Repeat each line of the material below exactly as it appears, minus any pictures.

____

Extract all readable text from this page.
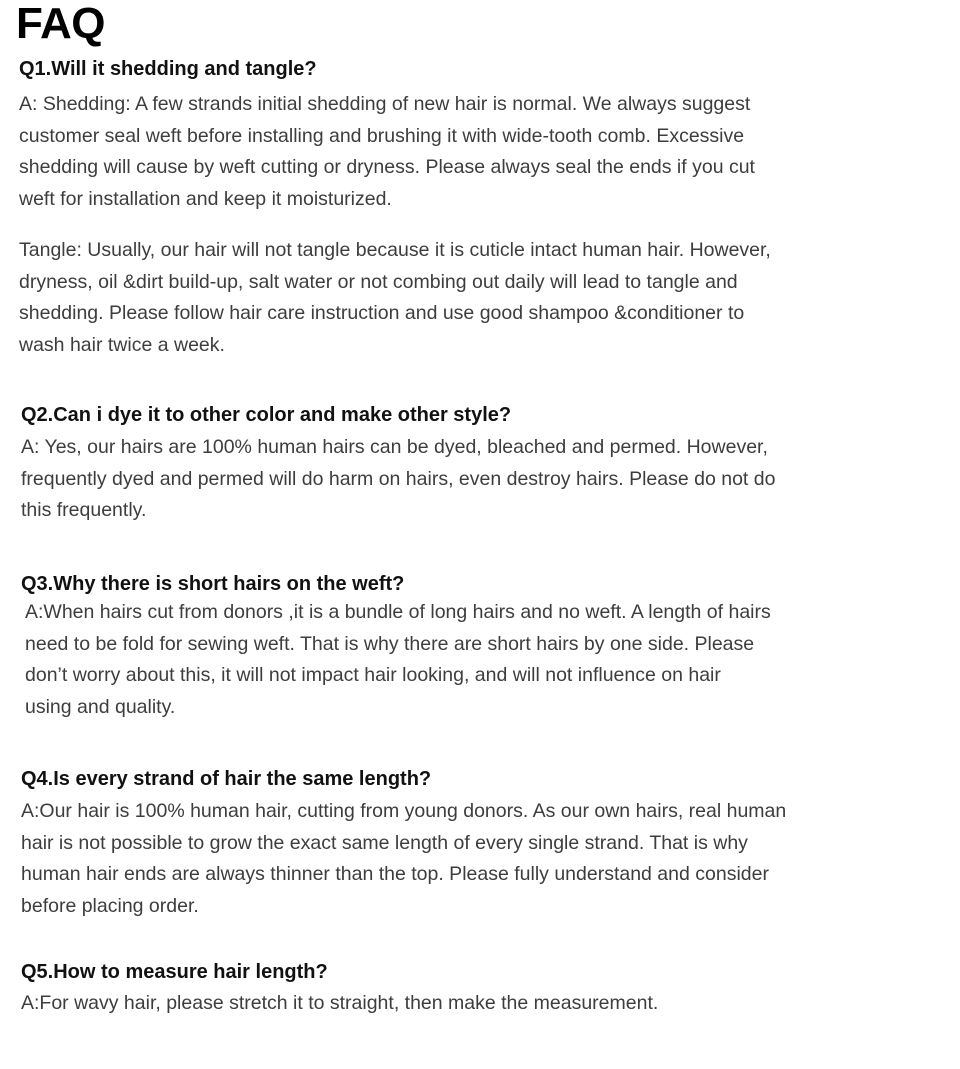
FAQ

Q1.Will it shedding and tangle?

A: Shedding: A few strands initial shedding of new hair is normal. We always suggest
customer seal weft before installing and brushing it with wide-tooth comb. Excessive
shedding will cause by weft cutting or dryness. Please always seal the ends if you cut
weft for installation and keep it moisturized.

Tangle: Usually, our hair will not tangle because it is cuticle intact human hair. However,
dryness, oil &dirt build-up, salt water or not combing out daily will lead to tangle and
shedding. Please follow hair care instruction and use good shampoo &conditioner to
wash hair twice a week.

Q2.Can i dye it to other color and make other style?

A: Yes, our hairs are 100% human hairs can be dyed, bleached and permed. However,
frequently dyed and permed will do harm on hairs, even destroy hairs. Please do not do
this frequently.

Q3.Why there is short hairs on the weft?

A:When hairs cut from donors ,it is a bundle of long hairs and no weft. A length of hairs
need to be fold for sewing weft. That is why there are short hairs by one side. Please
don’t worry about this, it will not impact hair looking, and will not influence on hair
using and quality.

Q4.Is every strand of hair the same length?

A:Our hair is 100% human hair, cutting from young donors. As our own hairs, real human
hair is not possible to grow the exact same length of every single strand. That is why
human hair ends are always thinner than the top. Please fully understand and consider
before placing order.

Q5.How to measure hair length?

A:For wavy hair, please stretch it to straight, then make the measurement.
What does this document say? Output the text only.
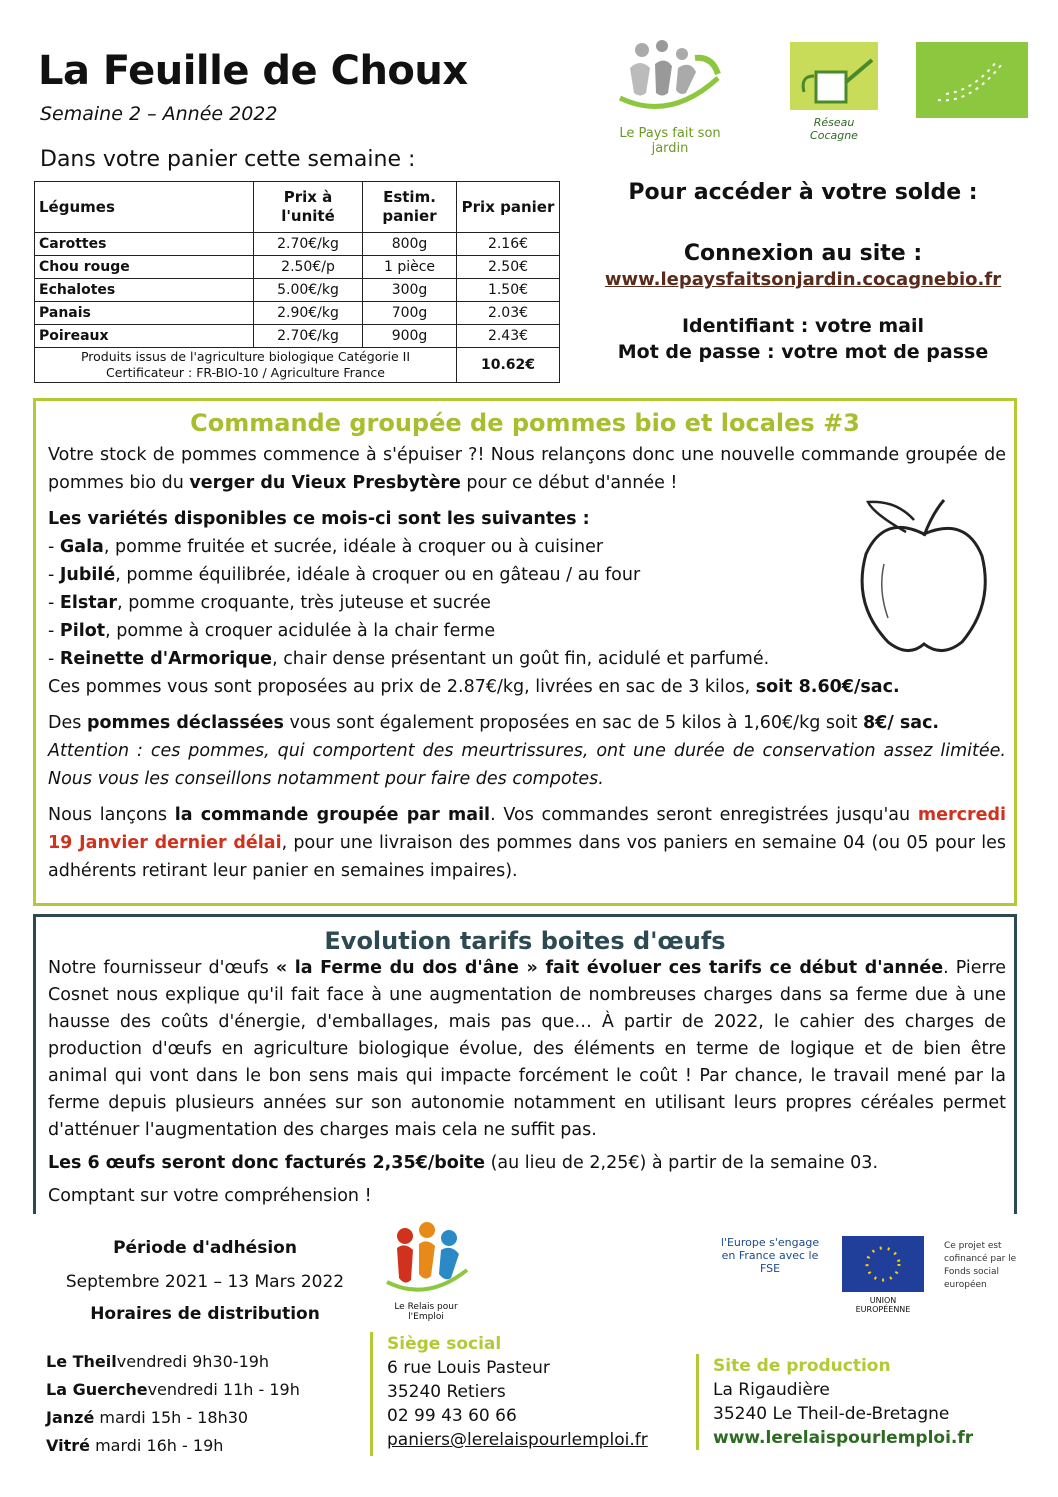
La Feuille de Choux
Semaine 2 – Année 2022
Dans votre panier cette semaine :
Le Pays fait son jardin
Réseau Cocagne
Légumes	Prix à l'unité	Estim. panier	Prix panier
Carottes	2.70€/kg	800g	2.16€
Chou rouge	2.50€/p	1 pièce	2.50€
Echalotes	5.00€/kg	300g	1.50€
Panais	2.90€/kg	700g	2.03€
Poireaux	2.70€/kg	900g	2.43€

Produits issus de l'agriculture biologique Catégorie II
Certificateur : FR-BIO-10 / Agriculture France			10.62€
Pour accéder à votre solde :
Connexion au site :
www.lepaysfaitsonjardin.cocagnebio.fr
Identifiant : votre mail
Mot de passe : votre mot de passe
Commande groupée de pommes bio et locales #3

Votre stock de pommes commence à s'épuiser ?! Nous relançons donc une nouvelle commande groupée de pommes bio du verger du Vieux Presbytère pour ce début d'année !

Les variétés disponibles ce mois-ci sont les suivantes :

- Gala, pomme fruitée et sucrée, idéale à croquer ou à cuisiner

- Jubilé, pomme équilibrée, idéale à croquer ou en gâteau / au four

- Elstar, pomme croquante, très juteuse et sucrée

- Pilot, pomme à croquer acidulée à la chair ferme

- Reinette d'Armorique, chair dense présentant un goût fin, acidulé et parfumé.

Ces pommes vous sont proposées au prix de 2.87€/kg, livrées en sac de 3 kilos, soit 8.60€/sac.

Des pommes déclassées vous sont également proposées en sac de 5 kilos à 1,60€/kg soit 8€/ sac.

Attention : ces pommes, qui comportent des meurtrissures, ont une durée de conservation assez limitée. Nous vous les conseillons notamment pour faire des compotes.

Nous lançons la commande groupée par mail. Vos commandes seront enregistrées jusqu'au mercredi 19 Janvier dernier délai, pour une livraison des pommes dans vos paniers en semaine 04 (ou 05 pour les adhérents retirant leur panier en semaines impaires).

Evolution tarifs boites d'œufs

Notre fournisseur d'œufs « la Ferme du dos d'âne » fait évoluer ces tarifs ce début d'année. Pierre Cosnet nous explique qu'il fait face à une augmentation de nombreuses charges dans sa ferme due à une hausse des coûts d'énergie, d'emballages, mais pas que… À partir de 2022, le cahier des charges de production d'œufs en agriculture biologique évolue, des éléments en terme de logique et de bien être animal qui vont dans le bon sens mais qui impacte forcément le coût ! Par chance, le travail mené par la ferme depuis plusieurs années sur son autonomie notamment en utilisant leurs propres céréales permet d'atténuer l'augmentation des charges mais cela ne suffit pas.

Les 6 œufs seront donc facturés 2,35€/boite (au lieu de 2,25€) à partir de la semaine 03.

Comptant sur votre compréhension !

Période d'adhésion
Septembre 2021 – 13 Mars 2022
Horaires de distribution
Le Theilvendredi 9h30-19h
La Guerchevendredi 11h - 19h
Janzé mardi 15h - 18h30
Vitré mardi 16h - 19h
Le Relais pour l'Emploi
l'Europe s'engage en France avec le FSE
UNION EUROPÉENNE
Ce projet est cofinancé par le Fonds social européen
Siège social
6 rue Louis Pasteur
35240 Retiers
02 99 43 60 66
paniers@lerelaispourlemploi.fr
Site de production
La Rigaudière
35240 Le Theil-de-Bretagne
www.lerelaispourlemploi.fr
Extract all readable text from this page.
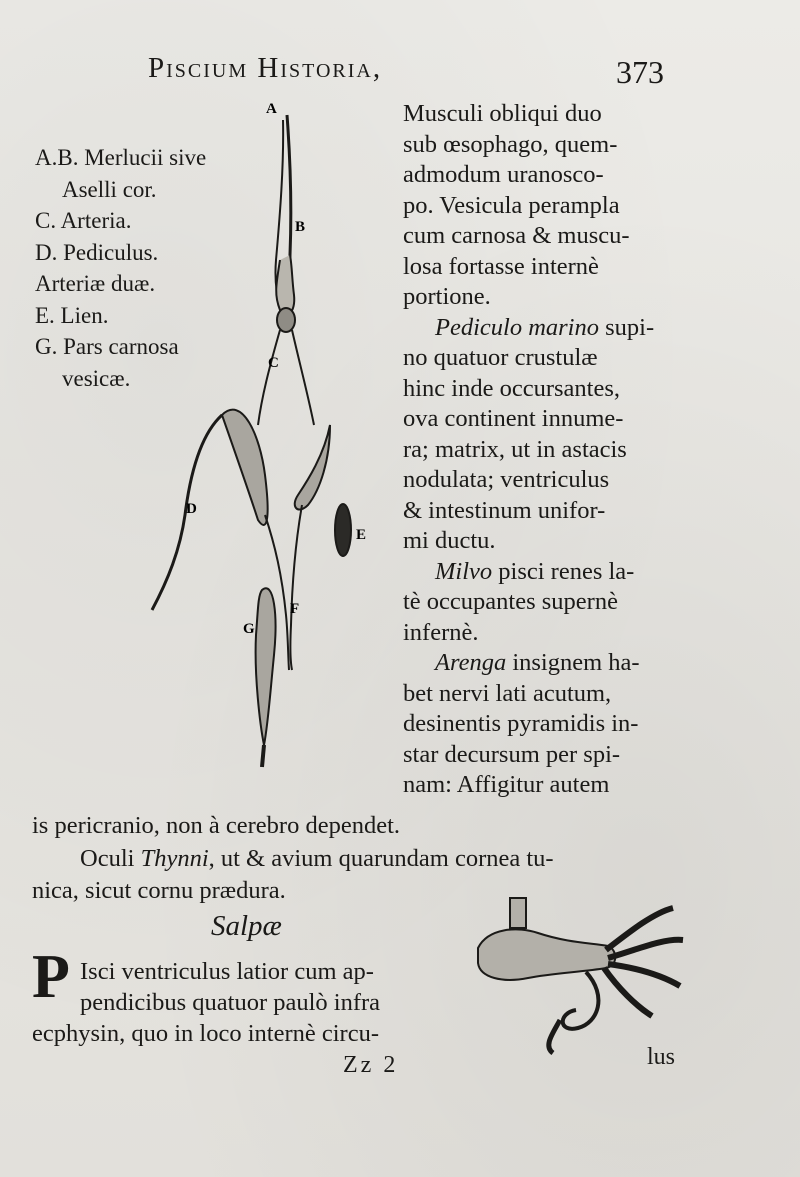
Piscium Historia,	373
A
B
C
D
E
F
G
A.B. Merlucii sive
Aselli cor.
C. Arteria.
D. Pediculus.
Arteriæ duæ.
E. Lien.
G. Pars carnosa
vesicæ.
Musculi obliqui duo
sub œsophago, quem-
admodum uranosco-
po. Vesicula perampla
cum carnosa & muscu-
losa fortasse internè
portione.
Pediculo marino supi-
no quatuor crustulæ
hinc inde occursantes,
ova continent innume-
ra; matrix, ut in astacis
nodulata; ventriculus
& intestinum unifor-
mi ductu.
Milvo pisci renes la-
tè occupantes supernè
infernè.
Arenga insignem ha-
bet nervi lati acutum,
desinentis pyramidis in-
star decursum per spi-
nam: Affigitur autem
is pericranio, non à cerebro dependet.
Oculi Thynni, ut & avium quarundam cornea tu-
nica, sicut cornu prædura.
Salpæ
P Isci ventriculus latior cum ap-
pendicibus quatuor paulò infra
ecphysin, quo in loco internè circu-
Zz 2	lus
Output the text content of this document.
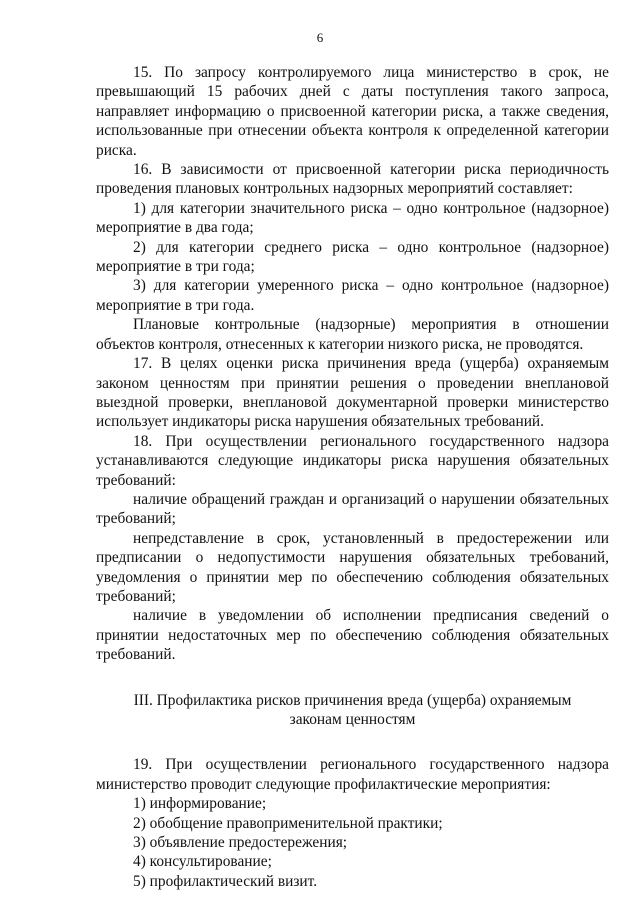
6

15. По запросу контролируемого лица министерство в срок, не превышающий 15 рабочих дней с даты поступления такого запроса, направляет информацию о присвоенной категории риска, а также сведения, использованные при отнесении объекта контроля к определенной категории риска.

16. В зависимости от присвоенной категории риска периодичность проведения плановых контрольных надзорных мероприятий составляет:

1) для категории значительного риска – одно контрольное (надзорное) мероприятие в два года;

2) для категории среднего риска – одно контрольное (надзорное) мероприятие в три года;

3) для категории умеренного риска – одно контрольное (надзорное) мероприятие в три года.

Плановые контрольные (надзорные) мероприятия в отношении объектов контроля, отнесенных к категории низкого риска, не проводятся.

17. В целях оценки риска причинения вреда (ущерба) охраняемым законом ценностям при принятии решения о проведении внеплановой выездной проверки, внеплановой документарной проверки министерство использует индикаторы риска нарушения обязательных требований.

18. При осуществлении регионального государственного надзора устанавливаются следующие индикаторы риска нарушения обязательных требований:

наличие обращений граждан и организаций о нарушении обязательных требований;

непредставление в срок, установленный в предостережении или предписании о недопустимости нарушения обязательных требований, уведомления о принятии мер по обеспечению соблюдения обязательных требований;

наличие в уведомлении об исполнении предписания сведений о принятии недостаточных мер по обеспечению соблюдения обязательных требований.

III. Профилактика рисков причинения вреда (ущерба) охраняемым законам ценностям

19. При осуществлении регионального государственного надзора министерство проводит следующие профилактические мероприятия:

1) информирование;

2) обобщение правоприменительной практики;

3) объявление предостережения;

4) консультирование;

5) профилактический визит.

____

Finished task:
Extract all readable text from this page.
FAQ

Q1.Will it shedding and tangle?

A: Shedding: A few strands initial shedding of new hair is normal. We always suggest
customer seal weft before installing and brushing it with wide-tooth comb. Excessive
shedding will cause by weft cutting or dryness. Please always seal the ends if you cut
weft for installation and keep it moisturized.

Tangle: Usually, our hair will not tangle because it is cuticle intact human hair. However,
dryness, oil &dirt build-up, salt water or not combing out daily will lead to tangle and
shedding. Please follow hair care instruction and use good shampoo &conditioner to
wash hair twice a week.

Q2.Can i dye it to other color and make other style?

A: Yes, our hairs are 100% human hairs can be dyed, bleached and permed. However,
frequently dyed and permed will do harm on hairs, even destroy hairs. Please do not do
this frequently.

Q3.Why there is short hairs on the weft?

A:When hairs cut from donors ,it is a bundle of long hairs and no weft. A length of hairs
need to be fold for sewing weft. That is why there are short hairs by one side. Please
don’t worry about this, it will not impact hair looking, and will not influence on hair
using and quality.

Q4.Is every strand of hair the same length?

A:Our hair is 100% human hair, cutting from young donors. As our own hairs, real human
hair is not possible to grow the exact same length of every single strand. That is why
human hair ends are always thinner than the top. Please fully understand and consider
before placing order.

Q5.How to measure hair length?

A:For wavy hair, please stretch it to straight, then make the measurement.
What does this document say? Output the text only.
La Feuille de Choux
Semaine 2 – Année 2022
Dans votre panier cette semaine :
Le Pays fait son jardin
Réseau Cocagne
Légumes	Prix à l'unité	Estim. panier	Prix panier
Carottes	2.70€/kg	800g	2.16€
Chou rouge	2.50€/p	1 pièce	2.50€
Echalotes	5.00€/kg	300g	1.50€
Panais	2.90€/kg	700g	2.03€
Poireaux	2.70€/kg	900g	2.43€

Produits issus de l'agriculture biologique Catégorie II
Certificateur : FR-BIO-10 / Agriculture France			10.62€
Pour accéder à votre solde :
Connexion au site :
www.lepaysfaitsonjardin.cocagnebio.fr
Identifiant : votre mail
Mot de passe : votre mot de passe
Commande groupée de pommes bio et locales #3

Votre stock de pommes commence à s'épuiser ?! Nous relançons donc une nouvelle commande groupée de pommes bio du verger du Vieux Presbytère pour ce début d'année !

Les variétés disponibles ce mois-ci sont les suivantes :

- Gala, pomme fruitée et sucrée, idéale à croquer ou à cuisiner

- Jubilé, pomme équilibrée, idéale à croquer ou en gâteau / au four

- Elstar, pomme croquante, très juteuse et sucrée

- Pilot, pomme à croquer acidulée à la chair ferme

- Reinette d'Armorique, chair dense présentant un goût fin, acidulé et parfumé.

Ces pommes vous sont proposées au prix de 2.87€/kg, livrées en sac de 3 kilos, soit 8.60€/sac.

Des pommes déclassées vous sont également proposées en sac de 5 kilos à 1,60€/kg soit 8€/ sac.

Attention : ces pommes, qui comportent des meurtrissures, ont une durée de conservation assez limitée. Nous vous les conseillons notamment pour faire des compotes.

Nous lançons la commande groupée par mail. Vos commandes seront enregistrées jusqu'au mercredi 19 Janvier dernier délai, pour une livraison des pommes dans vos paniers en semaine 04 (ou 05 pour les adhérents retirant leur panier en semaines impaires).

Evolution tarifs boites d'œufs

Notre fournisseur d'œufs « la Ferme du dos d'âne » fait évoluer ces tarifs ce début d'année. Pierre Cosnet nous explique qu'il fait face à une augmentation de nombreuses charges dans sa ferme due à une hausse des coûts d'énergie, d'emballages, mais pas que… À partir de 2022, le cahier des charges de production d'œufs en agriculture biologique évolue, des éléments en terme de logique et de bien être animal qui vont dans le bon sens mais qui impacte forcément le coût ! Par chance, le travail mené par la ferme depuis plusieurs années sur son autonomie notamment en utilisant leurs propres céréales permet d'atténuer l'augmentation des charges mais cela ne suffit pas.

Les 6 œufs seront donc facturés 2,35€/boite (au lieu de 2,25€) à partir de la semaine 03.

Comptant sur votre compréhension !

Période d'adhésion
Septembre 2021 – 13 Mars 2022
Horaires de distribution
Le Theilvendredi 9h30-19h
La Guerchevendredi 11h - 19h
Janzé mardi 15h - 18h30
Vitré mardi 16h - 19h
Le Relais pour l'Emploi
l'Europe s'engage en France avec le FSE
UNION EUROPÉENNE
Ce projet est cofinancé par le Fonds social européen
Siège social
6 rue Louis Pasteur
35240 Retiers
02 99 43 60 66
paniers@lerelaispourlemploi.fr
Site de production
La Rigaudière
35240 Le Theil-de-Bretagne
www.lerelaispourlemploi.fr
Extract all readable text from this page.
Piscium Historia,	373
A
B
C
D
E
F
G
A.B. Merlucii sive
Aselli cor.
C. Arteria.
D. Pediculus.
Arteriæ duæ.
E. Lien.
G. Pars carnosa
vesicæ.
Musculi obliqui duo
sub œsophago, quem-
admodum uranosco-
po. Vesicula perampla
cum carnosa & muscu-
losa fortasse internè
portione.
Pediculo marino supi-
no quatuor crustulæ
hinc inde occursantes,
ova continent innume-
ra; matrix, ut in astacis
nodulata; ventriculus
& intestinum unifor-
mi ductu.
Milvo pisci renes la-
tè occupantes supernè
infernè.
Arenga insignem ha-
bet nervi lati acutum,
desinentis pyramidis in-
star decursum per spi-
nam: Affigitur autem
is pericranio, non à cerebro dependet.
Oculi Thynni, ut & avium quarundam cornea tu-
nica, sicut cornu prædura.
Salpæ
P Isci ventriculus latior cum ap-
pendicibus quatuor paulò infra
ecphysin, quo in loco internè circu-
Zz 2	lus
Output the text content of this document.
6

15. По запросу контролируемого лица министерство в срок, не превышающий 15 рабочих дней с даты поступления такого запроса, направляет информацию о присвоенной категории риска, а также сведения, использованные при отнесении объекта контроля к определенной категории риска.

16. В зависимости от присвоенной категории риска периодичность проведения плановых контрольных надзорных мероприятий составляет:

1) для категории значительного риска – одно контрольное (надзорное) мероприятие в два года;

2) для категории среднего риска – одно контрольное (надзорное) мероприятие в три года;

3) для категории умеренного риска – одно контрольное (надзорное) мероприятие в три года.

Плановые контрольные (надзорные) мероприятия в отношении объектов контроля, отнесенных к категории низкого риска, не проводятся.

17. В целях оценки риска причинения вреда (ущерба) охраняемым законом ценностям при принятии решения о проведении внеплановой выездной проверки, внеплановой документарной проверки министерство использует индикаторы риска нарушения обязательных требований.

18. При осуществлении регионального государственного надзора устанавливаются следующие индикаторы риска нарушения обязательных требований:

наличие обращений граждан и организаций о нарушении обязательных требований;

непредставление в срок, установленный в предостережении или предписании о недопустимости нарушения обязательных требований, уведомления о принятии мер по обеспечению соблюдения обязательных требований;

наличие в уведомлении об исполнении предписания сведений о принятии недостаточных мер по обеспечению соблюдения обязательных требований.

III. Профилактика рисков причинения вреда (ущерба) охраняемым законам ценностям

19. При осуществлении регионального государственного надзора министерство проводит следующие профилактические мероприятия:

1) информирование;

2) обобщение правоприменительной практики;

3) объявление предостережения;

4) консультирование;

5) профилактический визит.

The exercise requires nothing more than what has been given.